(Extracted records)
* * *

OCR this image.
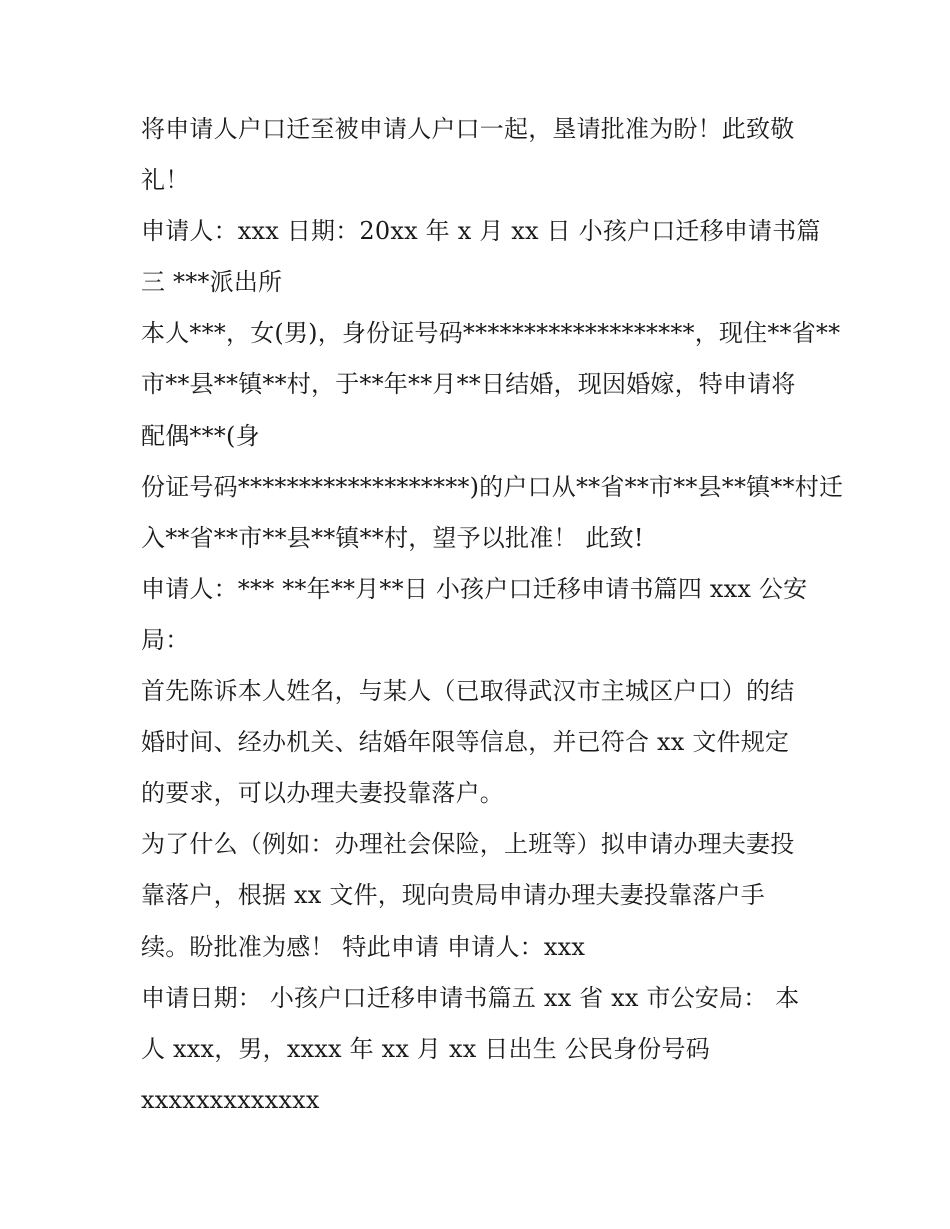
将申请人户口迁至被申请人户口一起，垦请批准为盼！此致敬
礼！
申请人：xxx 日期：20xx 年 x 月 xx 日 小孩户口迁移申请书篇
三 ***派出所
本人***，女(男)，身份证号码*******************，现住**省**
市**县**镇**村，于**年**月**日结婚，现因婚嫁，特申请将
配偶***(身
份证号码*******************)的户口从**省**市**县**镇**村迁
入**省**市**县**镇**村，望予以批准！ 此致!
申请人：*** **年**月**日 小孩户口迁移申请书篇四 xxx 公安
局：
首先陈诉本人姓名，与某人（已取得武汉市主城区户口）的结
婚时间、经办机关、结婚年限等信息，并已符合 xx 文件规定
的要求，可以办理夫妻投靠落户。
为了什么（例如：办理社会保险，上班等）拟申请办理夫妻投
靠落户，根据 xx 文件，现向贵局申请办理夫妻投靠落户手
续。盼批准为感！ 特此申请 申请人：xxx
申请日期： 小孩户口迁移申请书篇五 xx 省 xx 市公安局： 本
人 xxx，男，xxxx 年 xx 月 xx 日出生 公民身份号码
xxxxxxxxxxxxx
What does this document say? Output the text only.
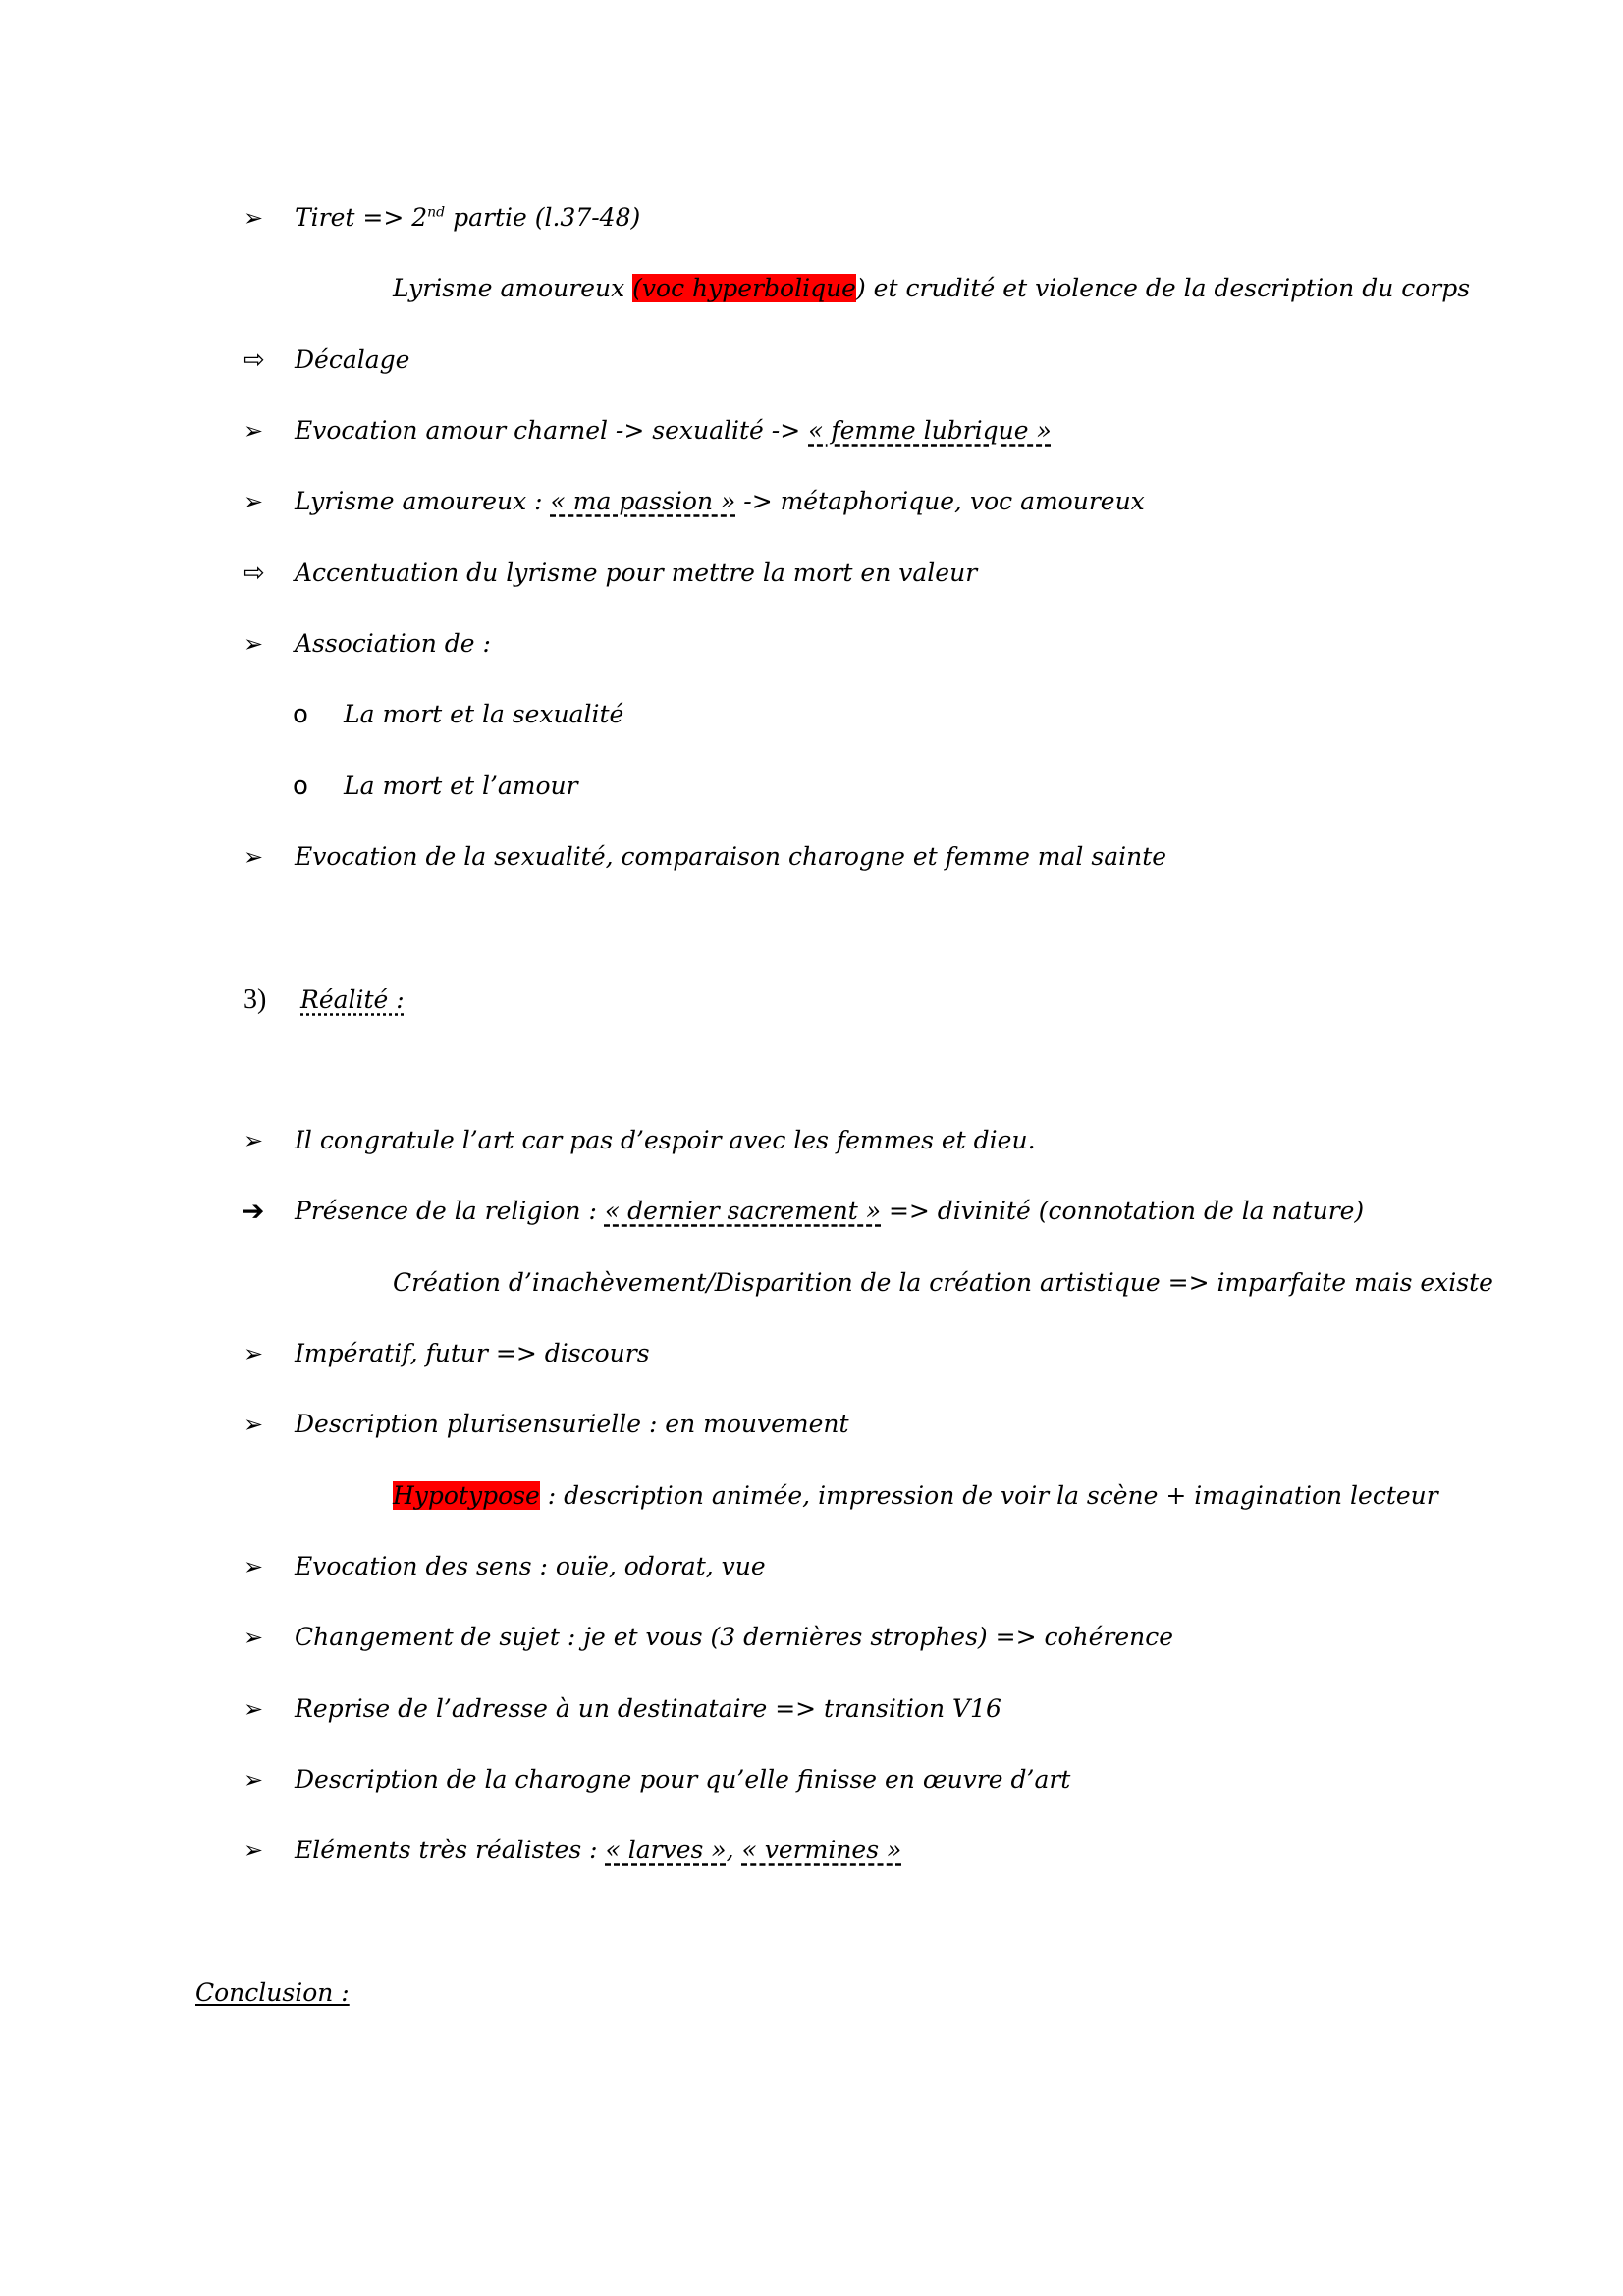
➢ Tiret => 2nd partie (l.37-48)
Lyrisme amoureux (voc hyperbolique) et crudité et violence de la description du corps
⇨ Décalage
➢ Evocation amour charnel -> sexualité -> « femme lubrique »
➢ Lyrisme amoureux : « ma passion » -> métaphorique, voc amoureux
⇨ Accentuation du lyrisme pour mettre la mort en valeur
➢ Association de :
o La mort et la sexualité
o La mort et l’amour
➢ Evocation de la sexualité, comparaison charogne et femme mal sainte
3) Réalité :
➢ Il congratule l’art car pas d’espoir avec les femmes et dieu.
➔ Présence de la religion : « dernier sacrement » => divinité (connotation de la nature)
Création d’inachèvement/Disparition de la création artistique => imparfaite mais existe
➢ Impératif, futur => discours
➢ Description plurisensurielle : en mouvement
Hypotypose : description animée, impression de voir la scène + imagination lecteur
➢ Evocation des sens : ouïe, odorat, vue
➢ Changement de sujet : je et vous (3 dernières strophes) => cohérence
➢ Reprise de l’adresse à un destinataire => transition V16
➢ Description de la charogne pour qu’elle finisse en œuvre d’art
➢ Eléments très réalistes : « larves », « vermines »
Conclusion :
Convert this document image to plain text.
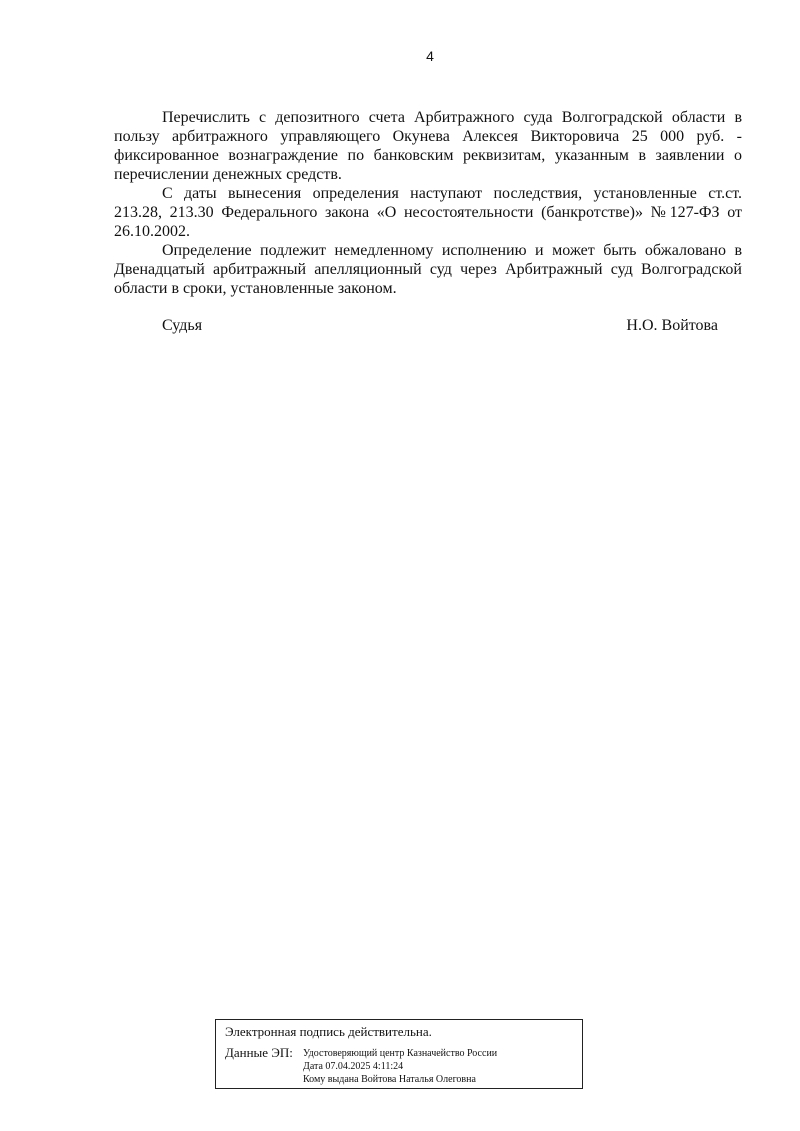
4

Перечислить с депозитного счета Арбитражного суда Волгоградской области в пользу арбитражного управляющего Окунева Алексея Викторовича 25 000 руб. - фиксированное вознаграждение по банковским реквизитам, указанным в заявлении о перечислении денежных средств.

С даты вынесения определения наступают последствия, установленные ст.ст. 213.28, 213.30 Федерального закона «О несостоятельности (банкротстве)» №127-ФЗ от 26.10.2002.

Определение подлежит немедленному исполнению и может быть обжаловано в Двенадцатый арбитражный апелляционный суд через Арбитражный суд Волгоградской области в сроки, установленные законом.

Судья	Н.О. Войтова
Электронная подпись действительна.
Данные ЭП: Удостоверяющий центр Казначейство России
Дата 07.04.2025 4:11:24
Кому выдана Войтова Наталья Олеговна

* * *

**Stated exercise**
Return all the entries word for word, but omit any pictures they contain.

**Full response**
OCR this image.
将申请人户口迁至被申请人户口一起，垦请批准为盼！此致敬
礼！
申请人：xxx 日期：20xx 年 x 月 xx 日 小孩户口迁移申请书篇
三 ***派出所
本人***，女(男)，身份证号码*******************，现住**省**
市**县**镇**村，于**年**月**日结婚，现因婚嫁，特申请将
配偶***(身
份证号码*******************)的户口从**省**市**县**镇**村迁
入**省**市**县**镇**村，望予以批准！ 此致!
申请人：*** **年**月**日 小孩户口迁移申请书篇四 xxx 公安
局：
首先陈诉本人姓名，与某人（已取得武汉市主城区户口）的结
婚时间、经办机关、结婚年限等信息，并已符合 xx 文件规定
的要求，可以办理夫妻投靠落户。
为了什么（例如：办理社会保险，上班等）拟申请办理夫妻投
靠落户，根据 xx 文件，现向贵局申请办理夫妻投靠落户手
续。盼批准为感！ 特此申请 申请人：xxx
申请日期： 小孩户口迁移申请书篇五 xx 省 xx 市公安局： 本
人 xxx，男，xxxx 年 xx 月 xx 日出生 公民身份号码
xxxxxxxxxxxxx
What does this document say? Output the text only.
➢ Tiret => 2nd partie (l.37-48)
Lyrisme amoureux (voc hyperbolique) et crudité et violence de la description du corps
⇨ Décalage
➢ Evocation amour charnel -> sexualité -> « femme lubrique »
➢ Lyrisme amoureux : « ma passion » -> métaphorique, voc amoureux
⇨ Accentuation du lyrisme pour mettre la mort en valeur
➢ Association de :
o La mort et la sexualité
o La mort et l’amour
➢ Evocation de la sexualité, comparaison charogne et femme mal sainte
3) Réalité :
➢ Il congratule l’art car pas d’espoir avec les femmes et dieu.
➔ Présence de la religion : « dernier sacrement » => divinité (connotation de la nature)
Création d’inachèvement/Disparition de la création artistique => imparfaite mais existe
➢ Impératif, futur => discours
➢ Description plurisensurielle : en mouvement
Hypotypose : description animée, impression de voir la scène + imagination lecteur
➢ Evocation des sens : ouïe, odorat, vue
➢ Changement de sujet : je et vous (3 dernières strophes) => cohérence
➢ Reprise de l’adresse à un destinataire => transition V16
➢ Description de la charogne pour qu’elle finisse en œuvre d’art
➢ Eléments très réalistes : « larves », « vermines »
Conclusion :
Convert this document image to plain text.
4

Перечислить с депозитного счета Арбитражного суда Волгоградской области в пользу арбитражного управляющего Окунева Алексея Викторовича 25 000 руб. - фиксированное вознаграждение по банковским реквизитам, указанным в заявлении о перечислении денежных средств.

С даты вынесения определения наступают последствия, установленные ст.ст. 213.28, 213.30 Федерального закона «О несостоятельности (банкротстве)» №127-ФЗ от 26.10.2002.

Определение подлежит немедленному исполнению и может быть обжаловано в Двенадцатый арбитражный апелляционный суд через Арбитражный суд Волгоградской области в сроки, установленные законом.

Судья	Н.О. Войтова
Электронная подпись действительна.
Данные ЭП: Удостоверяющий центр Казначейство России
Дата 07.04.2025 4:11:24
Кому выдана Войтова Наталья Олеговна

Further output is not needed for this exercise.